Stored records
-*-*-
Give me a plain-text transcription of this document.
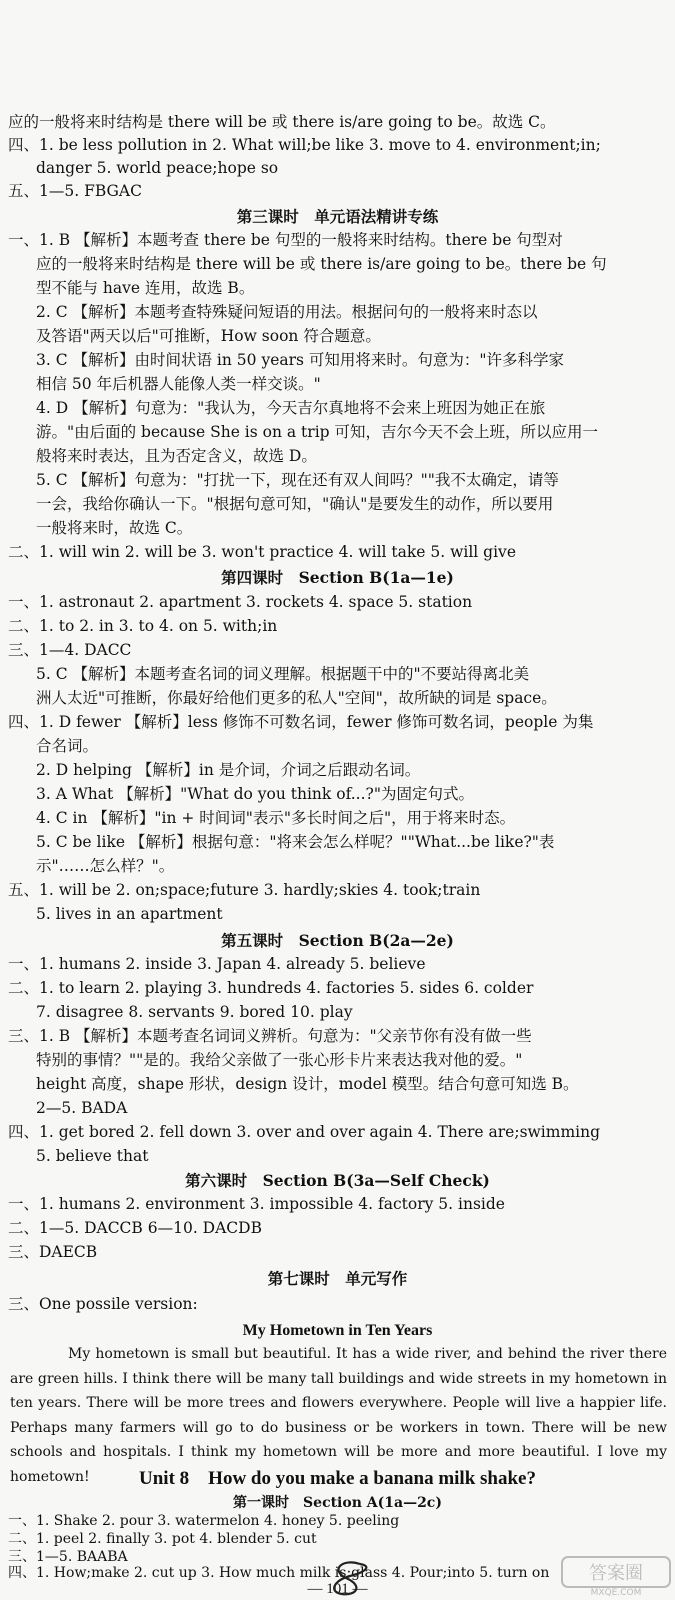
应的一般将来时结构是 there will be 或 there is/are going to be。故选 C。
四、1. be less pollution in 2. What will;be like 3. move to 4. environment;in;
danger 5. world peace;hope so
五、1—5. FBGAC
第三课时　单元语法精讲专练
一、1. B 【解析】本题考查 there be 句型的一般将来时结构。there be 句型对
应的一般将来时结构是 there will be 或 there is/are going to be。there be 句
型不能与 have 连用，故选 B。
2. C 【解析】本题考查特殊疑问短语的用法。根据问句的一般将来时态以
及答语"两天以后"可推断，How soon 符合题意。
3. C 【解析】由时间状语 in 50 years 可知用将来时。句意为："许多科学家
相信 50 年后机器人能像人类一样交谈。"
4. D 【解析】句意为："我认为，今天吉尔真地将不会来上班因为她正在旅
游。"由后面的 because She is on a trip 可知，吉尔今天不会上班，所以应用一
般将来时表达，且为否定含义，故选 D。
5. C 【解析】句意为："打扰一下，现在还有双人间吗？""我不太确定，请等
一会，我给你确认一下。"根据句意可知，"确认"是要发生的动作，所以要用
一般将来时，故选 C。
二、1. will win 2. will be 3. won't practice 4. will take 5. will give
第四课时　Section B(1a—1e)
一、1. astronaut 2. apartment 3. rockets 4. space 5. station
二、1. to 2. in 3. to 4. on 5. with;in
三、1—4. DACC
5. C 【解析】本题考查名词的词义理解。根据题干中的"不要站得离北美
洲人太近"可推断，你最好给他们更多的私人"空间"，故所缺的词是 space。
四、1. D fewer 【解析】less 修饰不可数名词，fewer 修饰可数名词，people 为集
合名词。
2. D helping 【解析】in 是介词，介词之后跟动名词。
3. A What 【解析】"What do you think of...?"为固定句式。
4. C in 【解析】"in + 时间词"表示"多长时间之后"，用于将来时态。
5. C be like 【解析】根据句意："将来会怎么样呢？""What...be like?"表
示"……怎么样？"。
五、1. will be 2. on;space;future 3. hardly;skies 4. took;train
5. lives in an apartment
第五课时　Section B(2a—2e)
一、1. humans 2. inside 3. Japan 4. already 5. believe
二、1. to learn 2. playing 3. hundreds 4. factories 5. sides 6. colder
7. disagree 8. servants 9. bored 10. play
三、1. B 【解析】本题考查名词词义辨析。句意为："父亲节你有没有做一些
特别的事情？""是的。我给父亲做了一张心形卡片来表达我对他的爱。"
height 高度，shape 形状，design 设计，model 模型。结合句意可知选 B。
2—5. BADA
四、1. get bored 2. fell down 3. over and over again 4. There are;swimming
5. believe that
第六课时　Section B(3a—Self Check)
一、1. humans 2. environment 3. impossible 4. factory 5. inside
二、1—5. DACCB 6—10. DACDB
三、DAECB
第七课时　单元写作
三、One possile version:
My Hometown in Ten Years
My hometown is small but beautiful. It has a wide river, and behind the river there are green hills. I think there will be many tall buildings and wide streets in my hometown in ten years. There will be more trees and flowers everywhere. People will live a happier life. Perhaps many farmers will go to do business or be workers in town. There will be new schools and hospitals. I think my hometown will be more and more beautiful. I love my hometown!	Unit 8　How do you make a banana milk shake?
第一课时　Section A(1a—2c)
一、1. Shake 2. pour 3. watermelon 4. honey 5. peeling
二、1. peel 2. finally 3. pot 4. blender 5. cut
三、1—5. BAABA
四、1. How;make 2. cut up 3. How much milk is;glass 4. Pour;into 5. turn on
— 101 —
答案圈
MXQE.COM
-*-*-
### Aim of the task
Reproduce every line precisely as given, omitting all pictures.

### Problem solution
Give me a plain-text transcription of this document.
应的一般将来时结构是 there will be 或 there is/are going to be。故选 C。
四、1. be less pollution in 2. What will;be like 3. move to 4. environment;in;
danger 5. world peace;hope so
五、1—5. FBGAC
第三课时　单元语法精讲专练
一、1. B 【解析】本题考查 there be 句型的一般将来时结构。there be 句型对
应的一般将来时结构是 there will be 或 there is/are going to be。there be 句
型不能与 have 连用，故选 B。
2. C 【解析】本题考查特殊疑问短语的用法。根据问句的一般将来时态以
及答语"两天以后"可推断，How soon 符合题意。
3. C 【解析】由时间状语 in 50 years 可知用将来时。句意为："许多科学家
相信 50 年后机器人能像人类一样交谈。"
4. D 【解析】句意为："我认为，今天吉尔真地将不会来上班因为她正在旅
游。"由后面的 because She is on a trip 可知，吉尔今天不会上班，所以应用一
般将来时表达，且为否定含义，故选 D。
5. C 【解析】句意为："打扰一下，现在还有双人间吗？""我不太确定，请等
一会，我给你确认一下。"根据句意可知，"确认"是要发生的动作，所以要用
一般将来时，故选 C。
二、1. will win 2. will be 3. won't practice 4. will take 5. will give
第四课时　Section B(1a—1e)
一、1. astronaut 2. apartment 3. rockets 4. space 5. station
二、1. to 2. in 3. to 4. on 5. with;in
三、1—4. DACC
5. C 【解析】本题考查名词的词义理解。根据题干中的"不要站得离北美
洲人太近"可推断，你最好给他们更多的私人"空间"，故所缺的词是 space。
四、1. D fewer 【解析】less 修饰不可数名词，fewer 修饰可数名词，people 为集
合名词。
2. D helping 【解析】in 是介词，介词之后跟动名词。
3. A What 【解析】"What do you think of...?"为固定句式。
4. C in 【解析】"in + 时间词"表示"多长时间之后"，用于将来时态。
5. C be like 【解析】根据句意："将来会怎么样呢？""What...be like?"表
示"……怎么样？"。
五、1. will be 2. on;space;future 3. hardly;skies 4. took;train
5. lives in an apartment
第五课时　Section B(2a—2e)
一、1. humans 2. inside 3. Japan 4. already 5. believe
二、1. to learn 2. playing 3. hundreds 4. factories 5. sides 6. colder
7. disagree 8. servants 9. bored 10. play
三、1. B 【解析】本题考查名词词义辨析。句意为："父亲节你有没有做一些
特别的事情？""是的。我给父亲做了一张心形卡片来表达我对他的爱。"
height 高度，shape 形状，design 设计，model 模型。结合句意可知选 B。
2—5. BADA
四、1. get bored 2. fell down 3. over and over again 4. There are;swimming
5. believe that
第六课时　Section B(3a—Self Check)
一、1. humans 2. environment 3. impossible 4. factory 5. inside
二、1—5. DACCB 6—10. DACDB
三、DAECB
第七课时　单元写作
三、One possile version:
My Hometown in Ten Years
My hometown is small but beautiful. It has a wide river, and behind the river there are green hills. I think there will be many tall buildings and wide streets in my hometown in ten years. There will be more trees and flowers everywhere. People will live a happier life. Perhaps many farmers will go to do business or be workers in town. There will be new schools and hospitals. I think my hometown will be more and more beautiful. I love my hometown!	Unit 8　How do you make a banana milk shake?
第一课时　Section A(1a—2c)
一、1. Shake 2. pour 3. watermelon 4. honey 5. peeling
二、1. peel 2. finally 3. pot 4. blender 5. cut
三、1—5. BAABA
四、1. How;make 2. cut up 3. How much milk is;glass 4. Pour;into 5. turn on
— 101 —
答案圈
MXQE.COM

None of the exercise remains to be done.